--- START OF Records to process ---

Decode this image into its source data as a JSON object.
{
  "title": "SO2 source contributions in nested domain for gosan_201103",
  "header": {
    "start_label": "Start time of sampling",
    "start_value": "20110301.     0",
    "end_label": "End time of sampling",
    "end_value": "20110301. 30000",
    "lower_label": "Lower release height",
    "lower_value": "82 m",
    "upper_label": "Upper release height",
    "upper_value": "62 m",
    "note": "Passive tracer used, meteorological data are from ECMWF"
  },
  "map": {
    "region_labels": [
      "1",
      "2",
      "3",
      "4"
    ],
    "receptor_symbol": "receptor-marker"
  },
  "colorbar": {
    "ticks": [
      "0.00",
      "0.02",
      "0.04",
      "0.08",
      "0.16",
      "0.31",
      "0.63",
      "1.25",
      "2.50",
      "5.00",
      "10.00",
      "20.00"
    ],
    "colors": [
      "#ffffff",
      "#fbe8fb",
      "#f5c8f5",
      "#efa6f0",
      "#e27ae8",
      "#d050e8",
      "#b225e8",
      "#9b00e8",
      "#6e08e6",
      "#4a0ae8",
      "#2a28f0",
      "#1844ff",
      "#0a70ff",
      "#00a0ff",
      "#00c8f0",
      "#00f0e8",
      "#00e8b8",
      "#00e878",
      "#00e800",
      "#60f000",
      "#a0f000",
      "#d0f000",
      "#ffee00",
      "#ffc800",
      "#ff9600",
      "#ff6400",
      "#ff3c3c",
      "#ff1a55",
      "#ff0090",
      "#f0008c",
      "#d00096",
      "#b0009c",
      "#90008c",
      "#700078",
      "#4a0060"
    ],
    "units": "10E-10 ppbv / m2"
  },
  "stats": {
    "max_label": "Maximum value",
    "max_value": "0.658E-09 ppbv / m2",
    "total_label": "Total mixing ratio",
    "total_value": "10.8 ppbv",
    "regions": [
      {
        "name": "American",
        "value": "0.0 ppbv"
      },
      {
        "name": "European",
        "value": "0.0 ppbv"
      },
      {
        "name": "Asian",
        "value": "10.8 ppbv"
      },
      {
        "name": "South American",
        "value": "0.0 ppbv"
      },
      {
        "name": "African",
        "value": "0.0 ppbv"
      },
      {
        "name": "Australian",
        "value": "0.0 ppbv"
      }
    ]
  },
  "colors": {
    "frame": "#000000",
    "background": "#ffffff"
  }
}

--- END OF Records to process ---

*Task statement*: Using the data above, print every record exactly as shown.

*Answer to this task*:
Decode this image into its source data as a JSON object.
{
  "title": "SO2 source contributions in nested domain for gosan_201103",
  "header": {
    "start_label": "Start time of sampling",
    "start_value": "20110301.     0",
    "end_label": "End time of sampling",
    "end_value": "20110301. 30000",
    "lower_label": "Lower release height",
    "lower_value": "82 m",
    "upper_label": "Upper release height",
    "upper_value": "62 m",
    "note": "Passive tracer used, meteorological data are from ECMWF"
  },
  "map": {
    "region_labels": [
      "1",
      "2",
      "3",
      "4"
    ],
    "receptor_symbol": "receptor-marker"
  },
  "colorbar": {
    "ticks": [
      "0.00",
      "0.02",
      "0.04",
      "0.08",
      "0.16",
      "0.31",
      "0.63",
      "1.25",
      "2.50",
      "5.00",
      "10.00",
      "20.00"
    ],
    "colors": [
      "#ffffff",
      "#fbe8fb",
      "#f5c8f5",
      "#efa6f0",
      "#e27ae8",
      "#d050e8",
      "#b225e8",
      "#9b00e8",
      "#6e08e6",
      "#4a0ae8",
      "#2a28f0",
      "#1844ff",
      "#0a70ff",
      "#00a0ff",
      "#00c8f0",
      "#00f0e8",
      "#00e8b8",
      "#00e878",
      "#00e800",
      "#60f000",
      "#a0f000",
      "#d0f000",
      "#ffee00",
      "#ffc800",
      "#ff9600",
      "#ff6400",
      "#ff3c3c",
      "#ff1a55",
      "#ff0090",
      "#f0008c",
      "#d00096",
      "#b0009c",
      "#90008c",
      "#700078",
      "#4a0060"
    ],
    "units": "10E-10 ppbv / m2"
  },
  "stats": {
    "max_label": "Maximum value",
    "max_value": "0.658E-09 ppbv / m2",
    "total_label": "Total mixing ratio",
    "total_value": "10.8 ppbv",
    "regions": [
      {
        "name": "American",
        "value": "0.0 ppbv"
      },
      {
        "name": "European",
        "value": "0.0 ppbv"
      },
      {
        "name": "Asian",
        "value": "10.8 ppbv"
      },
      {
        "name": "South American",
        "value": "0.0 ppbv"
      },
      {
        "name": "African",
        "value": "0.0 ppbv"
      },
      {
        "name": "Australian",
        "value": "0.0 ppbv"
      }
    ]
  },
  "colors": {
    "frame": "#000000",
    "background": "#ffffff"
  }
}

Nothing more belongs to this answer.